Stated task:
Determine how many lines in the entries below include "คคลอ". The reply should be that number and nothing else.

Exercise input:
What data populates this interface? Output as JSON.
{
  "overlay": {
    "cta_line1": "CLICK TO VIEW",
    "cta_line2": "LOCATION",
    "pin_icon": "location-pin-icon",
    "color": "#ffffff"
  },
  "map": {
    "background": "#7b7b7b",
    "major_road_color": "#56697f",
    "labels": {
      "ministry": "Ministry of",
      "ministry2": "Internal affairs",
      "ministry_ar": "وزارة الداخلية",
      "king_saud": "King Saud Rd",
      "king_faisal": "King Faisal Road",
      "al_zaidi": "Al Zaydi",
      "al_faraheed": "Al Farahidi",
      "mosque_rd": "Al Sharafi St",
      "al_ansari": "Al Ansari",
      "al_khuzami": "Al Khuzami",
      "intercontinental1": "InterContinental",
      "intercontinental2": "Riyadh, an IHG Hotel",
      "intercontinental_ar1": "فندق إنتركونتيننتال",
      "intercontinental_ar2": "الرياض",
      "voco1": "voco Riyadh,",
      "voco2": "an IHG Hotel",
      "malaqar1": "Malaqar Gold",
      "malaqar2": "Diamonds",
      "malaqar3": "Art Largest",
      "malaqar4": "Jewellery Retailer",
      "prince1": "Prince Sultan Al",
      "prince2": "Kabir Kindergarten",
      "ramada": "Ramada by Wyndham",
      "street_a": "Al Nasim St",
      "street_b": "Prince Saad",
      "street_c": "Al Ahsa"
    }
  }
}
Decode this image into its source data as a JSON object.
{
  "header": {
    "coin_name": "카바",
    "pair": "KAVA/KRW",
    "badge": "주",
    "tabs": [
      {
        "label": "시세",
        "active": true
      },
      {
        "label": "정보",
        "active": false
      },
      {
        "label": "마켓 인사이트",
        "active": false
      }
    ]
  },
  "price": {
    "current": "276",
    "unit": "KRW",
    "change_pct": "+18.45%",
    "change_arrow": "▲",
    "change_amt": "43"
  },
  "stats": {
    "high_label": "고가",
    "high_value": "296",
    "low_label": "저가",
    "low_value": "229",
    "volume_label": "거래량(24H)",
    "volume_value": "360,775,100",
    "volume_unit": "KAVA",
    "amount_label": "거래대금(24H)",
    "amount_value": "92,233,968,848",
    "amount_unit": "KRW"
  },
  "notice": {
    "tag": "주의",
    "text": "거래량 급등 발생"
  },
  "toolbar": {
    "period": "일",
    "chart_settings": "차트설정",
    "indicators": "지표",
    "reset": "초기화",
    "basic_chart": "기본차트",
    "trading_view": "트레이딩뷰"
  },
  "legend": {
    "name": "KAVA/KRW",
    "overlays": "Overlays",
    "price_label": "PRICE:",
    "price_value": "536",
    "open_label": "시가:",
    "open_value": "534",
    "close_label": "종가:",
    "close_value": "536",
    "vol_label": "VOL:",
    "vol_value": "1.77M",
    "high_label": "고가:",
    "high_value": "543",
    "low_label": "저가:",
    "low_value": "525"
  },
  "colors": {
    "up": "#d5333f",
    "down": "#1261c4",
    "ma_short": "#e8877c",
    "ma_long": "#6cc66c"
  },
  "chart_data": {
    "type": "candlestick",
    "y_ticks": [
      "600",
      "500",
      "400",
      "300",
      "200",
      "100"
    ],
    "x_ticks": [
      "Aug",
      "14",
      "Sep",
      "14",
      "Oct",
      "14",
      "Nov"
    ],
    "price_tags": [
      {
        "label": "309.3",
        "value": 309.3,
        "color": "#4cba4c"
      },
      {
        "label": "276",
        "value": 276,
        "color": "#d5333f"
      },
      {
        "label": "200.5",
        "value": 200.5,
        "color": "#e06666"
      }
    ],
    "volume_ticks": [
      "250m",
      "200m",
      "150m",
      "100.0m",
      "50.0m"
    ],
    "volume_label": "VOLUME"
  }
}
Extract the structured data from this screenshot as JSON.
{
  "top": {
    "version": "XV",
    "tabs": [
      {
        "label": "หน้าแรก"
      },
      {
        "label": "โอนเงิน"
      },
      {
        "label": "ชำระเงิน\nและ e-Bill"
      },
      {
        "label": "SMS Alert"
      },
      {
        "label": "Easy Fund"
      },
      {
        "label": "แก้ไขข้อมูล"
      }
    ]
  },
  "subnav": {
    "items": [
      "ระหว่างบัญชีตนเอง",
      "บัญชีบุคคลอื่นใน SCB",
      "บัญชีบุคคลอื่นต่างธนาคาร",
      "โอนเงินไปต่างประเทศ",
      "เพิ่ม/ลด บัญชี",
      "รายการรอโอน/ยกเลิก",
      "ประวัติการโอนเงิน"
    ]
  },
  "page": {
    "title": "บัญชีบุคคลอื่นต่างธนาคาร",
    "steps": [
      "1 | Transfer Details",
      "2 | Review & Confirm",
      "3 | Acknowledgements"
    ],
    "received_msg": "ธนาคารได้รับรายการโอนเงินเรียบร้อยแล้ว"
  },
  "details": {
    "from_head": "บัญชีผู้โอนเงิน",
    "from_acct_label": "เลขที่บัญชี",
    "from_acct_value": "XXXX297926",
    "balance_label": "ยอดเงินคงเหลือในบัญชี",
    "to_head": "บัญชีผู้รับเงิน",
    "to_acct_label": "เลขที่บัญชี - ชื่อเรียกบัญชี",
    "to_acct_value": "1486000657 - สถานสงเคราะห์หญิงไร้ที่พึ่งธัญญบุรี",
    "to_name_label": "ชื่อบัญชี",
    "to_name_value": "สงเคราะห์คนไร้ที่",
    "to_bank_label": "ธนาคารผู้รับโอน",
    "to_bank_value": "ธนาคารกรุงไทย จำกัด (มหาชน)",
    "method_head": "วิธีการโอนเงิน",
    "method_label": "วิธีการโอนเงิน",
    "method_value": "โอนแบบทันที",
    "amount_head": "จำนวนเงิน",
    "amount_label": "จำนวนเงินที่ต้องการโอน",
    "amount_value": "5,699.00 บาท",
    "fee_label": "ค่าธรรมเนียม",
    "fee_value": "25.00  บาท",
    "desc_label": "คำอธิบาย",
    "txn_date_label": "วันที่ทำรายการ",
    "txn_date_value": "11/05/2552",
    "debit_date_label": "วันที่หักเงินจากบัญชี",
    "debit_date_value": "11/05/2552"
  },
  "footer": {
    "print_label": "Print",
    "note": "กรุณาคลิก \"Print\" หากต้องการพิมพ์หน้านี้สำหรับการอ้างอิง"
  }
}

Written response:
3